(Items from a figure collection)
--------

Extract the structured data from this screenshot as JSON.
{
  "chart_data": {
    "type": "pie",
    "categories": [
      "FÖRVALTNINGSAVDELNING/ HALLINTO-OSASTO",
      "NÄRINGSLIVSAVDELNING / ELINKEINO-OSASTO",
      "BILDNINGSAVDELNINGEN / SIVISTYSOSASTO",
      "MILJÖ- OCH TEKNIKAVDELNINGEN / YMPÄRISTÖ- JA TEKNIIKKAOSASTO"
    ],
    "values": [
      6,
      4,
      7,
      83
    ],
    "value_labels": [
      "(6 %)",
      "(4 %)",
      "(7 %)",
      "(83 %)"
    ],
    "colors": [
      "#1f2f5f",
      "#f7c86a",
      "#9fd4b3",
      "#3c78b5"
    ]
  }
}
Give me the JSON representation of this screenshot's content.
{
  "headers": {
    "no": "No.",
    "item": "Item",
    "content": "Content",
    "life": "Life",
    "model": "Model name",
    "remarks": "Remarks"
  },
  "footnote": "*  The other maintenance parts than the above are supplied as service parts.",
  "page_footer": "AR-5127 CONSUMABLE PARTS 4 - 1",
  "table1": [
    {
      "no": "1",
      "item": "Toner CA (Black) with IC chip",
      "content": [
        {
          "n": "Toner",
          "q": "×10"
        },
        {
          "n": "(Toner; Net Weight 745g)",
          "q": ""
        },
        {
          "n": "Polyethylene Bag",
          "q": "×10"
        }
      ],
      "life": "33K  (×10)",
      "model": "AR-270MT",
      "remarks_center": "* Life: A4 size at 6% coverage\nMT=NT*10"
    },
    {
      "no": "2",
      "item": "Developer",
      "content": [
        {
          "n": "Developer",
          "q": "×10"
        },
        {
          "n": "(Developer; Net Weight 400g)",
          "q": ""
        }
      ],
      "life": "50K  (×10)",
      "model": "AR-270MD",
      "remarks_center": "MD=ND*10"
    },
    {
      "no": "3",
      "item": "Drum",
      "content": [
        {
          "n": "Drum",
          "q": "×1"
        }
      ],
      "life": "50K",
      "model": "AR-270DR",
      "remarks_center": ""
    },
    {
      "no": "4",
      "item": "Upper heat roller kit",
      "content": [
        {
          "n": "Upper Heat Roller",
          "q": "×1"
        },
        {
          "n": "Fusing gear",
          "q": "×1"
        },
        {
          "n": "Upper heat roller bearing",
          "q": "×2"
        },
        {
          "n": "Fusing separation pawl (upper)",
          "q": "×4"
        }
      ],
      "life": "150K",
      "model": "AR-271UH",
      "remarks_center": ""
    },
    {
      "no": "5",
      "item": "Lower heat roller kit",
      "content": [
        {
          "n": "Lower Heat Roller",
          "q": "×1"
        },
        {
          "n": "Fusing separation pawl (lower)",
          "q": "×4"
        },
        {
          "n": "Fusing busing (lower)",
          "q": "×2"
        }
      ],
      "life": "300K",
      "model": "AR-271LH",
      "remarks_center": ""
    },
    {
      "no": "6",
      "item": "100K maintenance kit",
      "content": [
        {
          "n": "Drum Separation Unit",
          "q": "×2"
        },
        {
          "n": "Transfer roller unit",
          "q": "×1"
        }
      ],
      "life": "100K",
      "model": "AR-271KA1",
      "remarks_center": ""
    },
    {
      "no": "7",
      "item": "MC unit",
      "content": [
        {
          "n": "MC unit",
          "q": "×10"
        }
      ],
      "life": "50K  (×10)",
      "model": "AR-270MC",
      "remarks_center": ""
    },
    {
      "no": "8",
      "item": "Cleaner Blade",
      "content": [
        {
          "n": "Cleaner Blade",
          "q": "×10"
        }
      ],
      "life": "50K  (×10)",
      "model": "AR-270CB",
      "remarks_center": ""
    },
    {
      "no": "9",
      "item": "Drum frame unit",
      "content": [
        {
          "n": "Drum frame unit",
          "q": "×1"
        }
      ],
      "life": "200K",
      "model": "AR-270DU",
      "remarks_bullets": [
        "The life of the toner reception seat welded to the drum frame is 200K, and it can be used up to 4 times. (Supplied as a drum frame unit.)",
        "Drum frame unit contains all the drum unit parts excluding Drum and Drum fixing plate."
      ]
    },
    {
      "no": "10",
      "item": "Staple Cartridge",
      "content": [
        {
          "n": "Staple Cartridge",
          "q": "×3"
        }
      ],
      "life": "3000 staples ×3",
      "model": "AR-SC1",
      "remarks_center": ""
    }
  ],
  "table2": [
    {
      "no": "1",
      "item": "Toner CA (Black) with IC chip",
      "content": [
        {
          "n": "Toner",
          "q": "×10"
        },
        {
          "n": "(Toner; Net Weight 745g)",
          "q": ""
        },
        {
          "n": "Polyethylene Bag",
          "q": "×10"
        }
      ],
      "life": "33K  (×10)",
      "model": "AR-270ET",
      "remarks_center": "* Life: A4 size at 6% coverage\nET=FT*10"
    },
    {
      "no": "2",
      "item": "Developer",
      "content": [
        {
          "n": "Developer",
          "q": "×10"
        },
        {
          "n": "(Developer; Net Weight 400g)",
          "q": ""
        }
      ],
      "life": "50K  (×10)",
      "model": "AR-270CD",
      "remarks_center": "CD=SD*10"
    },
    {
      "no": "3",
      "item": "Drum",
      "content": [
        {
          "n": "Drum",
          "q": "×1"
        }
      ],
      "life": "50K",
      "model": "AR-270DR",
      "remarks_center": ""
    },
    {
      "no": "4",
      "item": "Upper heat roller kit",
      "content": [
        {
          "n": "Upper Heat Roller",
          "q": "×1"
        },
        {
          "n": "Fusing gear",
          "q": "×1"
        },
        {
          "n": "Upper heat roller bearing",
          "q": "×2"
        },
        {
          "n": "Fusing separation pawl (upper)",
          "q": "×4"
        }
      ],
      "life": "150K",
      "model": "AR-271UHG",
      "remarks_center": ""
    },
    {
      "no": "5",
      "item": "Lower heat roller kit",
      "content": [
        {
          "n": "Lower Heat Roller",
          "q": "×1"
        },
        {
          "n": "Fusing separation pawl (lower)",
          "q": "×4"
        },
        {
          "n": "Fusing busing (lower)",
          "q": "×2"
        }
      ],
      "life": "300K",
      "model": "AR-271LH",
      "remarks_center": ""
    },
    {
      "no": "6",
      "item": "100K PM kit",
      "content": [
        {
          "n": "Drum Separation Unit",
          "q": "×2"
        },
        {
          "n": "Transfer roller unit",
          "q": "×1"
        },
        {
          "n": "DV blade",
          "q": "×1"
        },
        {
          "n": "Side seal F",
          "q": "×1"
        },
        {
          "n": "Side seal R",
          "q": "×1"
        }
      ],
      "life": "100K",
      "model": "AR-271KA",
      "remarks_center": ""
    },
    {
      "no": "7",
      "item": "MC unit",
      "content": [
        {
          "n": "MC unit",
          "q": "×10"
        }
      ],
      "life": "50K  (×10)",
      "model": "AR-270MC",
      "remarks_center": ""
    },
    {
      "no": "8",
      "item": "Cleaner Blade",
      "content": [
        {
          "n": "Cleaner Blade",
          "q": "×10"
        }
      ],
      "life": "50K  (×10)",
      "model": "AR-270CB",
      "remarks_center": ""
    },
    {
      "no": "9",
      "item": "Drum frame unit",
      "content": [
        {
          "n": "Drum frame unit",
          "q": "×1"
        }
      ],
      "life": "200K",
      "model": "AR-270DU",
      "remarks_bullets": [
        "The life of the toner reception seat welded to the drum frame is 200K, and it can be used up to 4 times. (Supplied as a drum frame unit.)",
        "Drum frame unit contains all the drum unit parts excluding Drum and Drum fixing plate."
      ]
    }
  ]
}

--------

Written request:
The data above must be returned in full, exactly as written.

The solution:
Extract the structured data from this screenshot as JSON.
{
  "chart_data": {
    "type": "pie",
    "categories": [
      "FÖRVALTNINGSAVDELNING/ HALLINTO-OSASTO",
      "NÄRINGSLIVSAVDELNING / ELINKEINO-OSASTO",
      "BILDNINGSAVDELNINGEN / SIVISTYSOSASTO",
      "MILJÖ- OCH TEKNIKAVDELNINGEN / YMPÄRISTÖ- JA TEKNIIKKAOSASTO"
    ],
    "values": [
      6,
      4,
      7,
      83
    ],
    "value_labels": [
      "(6 %)",
      "(4 %)",
      "(7 %)",
      "(83 %)"
    ],
    "colors": [
      "#1f2f5f",
      "#f7c86a",
      "#9fd4b3",
      "#3c78b5"
    ]
  }
}
Give me the JSON representation of this screenshot's content.
{
  "headers": {
    "no": "No.",
    "item": "Item",
    "content": "Content",
    "life": "Life",
    "model": "Model name",
    "remarks": "Remarks"
  },
  "footnote": "*  The other maintenance parts than the above are supplied as service parts.",
  "page_footer": "AR-5127 CONSUMABLE PARTS 4 - 1",
  "table1": [
    {
      "no": "1",
      "item": "Toner CA (Black) with IC chip",
      "content": [
        {
          "n": "Toner",
          "q": "×10"
        },
        {
          "n": "(Toner; Net Weight 745g)",
          "q": ""
        },
        {
          "n": "Polyethylene Bag",
          "q": "×10"
        }
      ],
      "life": "33K  (×10)",
      "model": "AR-270MT",
      "remarks_center": "* Life: A4 size at 6% coverage\nMT=NT*10"
    },
    {
      "no": "2",
      "item": "Developer",
      "content": [
        {
          "n": "Developer",
          "q": "×10"
        },
        {
          "n": "(Developer; Net Weight 400g)",
          "q": ""
        }
      ],
      "life": "50K  (×10)",
      "model": "AR-270MD",
      "remarks_center": "MD=ND*10"
    },
    {
      "no": "3",
      "item": "Drum",
      "content": [
        {
          "n": "Drum",
          "q": "×1"
        }
      ],
      "life": "50K",
      "model": "AR-270DR",
      "remarks_center": ""
    },
    {
      "no": "4",
      "item": "Upper heat roller kit",
      "content": [
        {
          "n": "Upper Heat Roller",
          "q": "×1"
        },
        {
          "n": "Fusing gear",
          "q": "×1"
        },
        {
          "n": "Upper heat roller bearing",
          "q": "×2"
        },
        {
          "n": "Fusing separation pawl (upper)",
          "q": "×4"
        }
      ],
      "life": "150K",
      "model": "AR-271UH",
      "remarks_center": ""
    },
    {
      "no": "5",
      "item": "Lower heat roller kit",
      "content": [
        {
          "n": "Lower Heat Roller",
          "q": "×1"
        },
        {
          "n": "Fusing separation pawl (lower)",
          "q": "×4"
        },
        {
          "n": "Fusing busing (lower)",
          "q": "×2"
        }
      ],
      "life": "300K",
      "model": "AR-271LH",
      "remarks_center": ""
    },
    {
      "no": "6",
      "item": "100K maintenance kit",
      "content": [
        {
          "n": "Drum Separation Unit",
          "q": "×2"
        },
        {
          "n": "Transfer roller unit",
          "q": "×1"
        }
      ],
      "life": "100K",
      "model": "AR-271KA1",
      "remarks_center": ""
    },
    {
      "no": "7",
      "item": "MC unit",
      "content": [
        {
          "n": "MC unit",
          "q": "×10"
        }
      ],
      "life": "50K  (×10)",
      "model": "AR-270MC",
      "remarks_center": ""
    },
    {
      "no": "8",
      "item": "Cleaner Blade",
      "content": [
        {
          "n": "Cleaner Blade",
          "q": "×10"
        }
      ],
      "life": "50K  (×10)",
      "model": "AR-270CB",
      "remarks_center": ""
    },
    {
      "no": "9",
      "item": "Drum frame unit",
      "content": [
        {
          "n": "Drum frame unit",
          "q": "×1"
        }
      ],
      "life": "200K",
      "model": "AR-270DU",
      "remarks_bullets": [
        "The life of the toner reception seat welded to the drum frame is 200K, and it can be used up to 4 times. (Supplied as a drum frame unit.)",
        "Drum frame unit contains all the drum unit parts excluding Drum and Drum fixing plate."
      ]
    },
    {
      "no": "10",
      "item": "Staple Cartridge",
      "content": [
        {
          "n": "Staple Cartridge",
          "q": "×3"
        }
      ],
      "life": "3000 staples ×3",
      "model": "AR-SC1",
      "remarks_center": ""
    }
  ],
  "table2": [
    {
      "no": "1",
      "item": "Toner CA (Black) with IC chip",
      "content": [
        {
          "n": "Toner",
          "q": "×10"
        },
        {
          "n": "(Toner; Net Weight 745g)",
          "q": ""
        },
        {
          "n": "Polyethylene Bag",
          "q": "×10"
        }
      ],
      "life": "33K  (×10)",
      "model": "AR-270ET",
      "remarks_center": "* Life: A4 size at 6% coverage\nET=FT*10"
    },
    {
      "no": "2",
      "item": "Developer",
      "content": [
        {
          "n": "Developer",
          "q": "×10"
        },
        {
          "n": "(Developer; Net Weight 400g)",
          "q": ""
        }
      ],
      "life": "50K  (×10)",
      "model": "AR-270CD",
      "remarks_center": "CD=SD*10"
    },
    {
      "no": "3",
      "item": "Drum",
      "content": [
        {
          "n": "Drum",
          "q": "×1"
        }
      ],
      "life": "50K",
      "model": "AR-270DR",
      "remarks_center": ""
    },
    {
      "no": "4",
      "item": "Upper heat roller kit",
      "content": [
        {
          "n": "Upper Heat Roller",
          "q": "×1"
        },
        {
          "n": "Fusing gear",
          "q": "×1"
        },
        {
          "n": "Upper heat roller bearing",
          "q": "×2"
        },
        {
          "n": "Fusing separation pawl (upper)",
          "q": "×4"
        }
      ],
      "life": "150K",
      "model": "AR-271UHG",
      "remarks_center": ""
    },
    {
      "no": "5",
      "item": "Lower heat roller kit",
      "content": [
        {
          "n": "Lower Heat Roller",
          "q": "×1"
        },
        {
          "n": "Fusing separation pawl (lower)",
          "q": "×4"
        },
        {
          "n": "Fusing busing (lower)",
          "q": "×2"
        }
      ],
      "life": "300K",
      "model": "AR-271LH",
      "remarks_center": ""
    },
    {
      "no": "6",
      "item": "100K PM kit",
      "content": [
        {
          "n": "Drum Separation Unit",
          "q": "×2"
        },
        {
          "n": "Transfer roller unit",
          "q": "×1"
        },
        {
          "n": "DV blade",
          "q": "×1"
        },
        {
          "n": "Side seal F",
          "q": "×1"
        },
        {
          "n": "Side seal R",
          "q": "×1"
        }
      ],
      "life": "100K",
      "model": "AR-271KA",
      "remarks_center": ""
    },
    {
      "no": "7",
      "item": "MC unit",
      "content": [
        {
          "n": "MC unit",
          "q": "×10"
        }
      ],
      "life": "50K  (×10)",
      "model": "AR-270MC",
      "remarks_center": ""
    },
    {
      "no": "8",
      "item": "Cleaner Blade",
      "content": [
        {
          "n": "Cleaner Blade",
          "q": "×10"
        }
      ],
      "life": "50K  (×10)",
      "model": "AR-270CB",
      "remarks_center": ""
    },
    {
      "no": "9",
      "item": "Drum frame unit",
      "content": [
        {
          "n": "Drum frame unit",
          "q": "×1"
        }
      ],
      "life": "200K",
      "model": "AR-270DU",
      "remarks_bullets": [
        "The life of the toner reception seat welded to the drum frame is 200K, and it can be used up to 4 times. (Supplied as a drum frame unit.)",
        "Drum frame unit contains all the drum unit parts excluding Drum and Drum fixing plate."
      ]
    }
  ]
}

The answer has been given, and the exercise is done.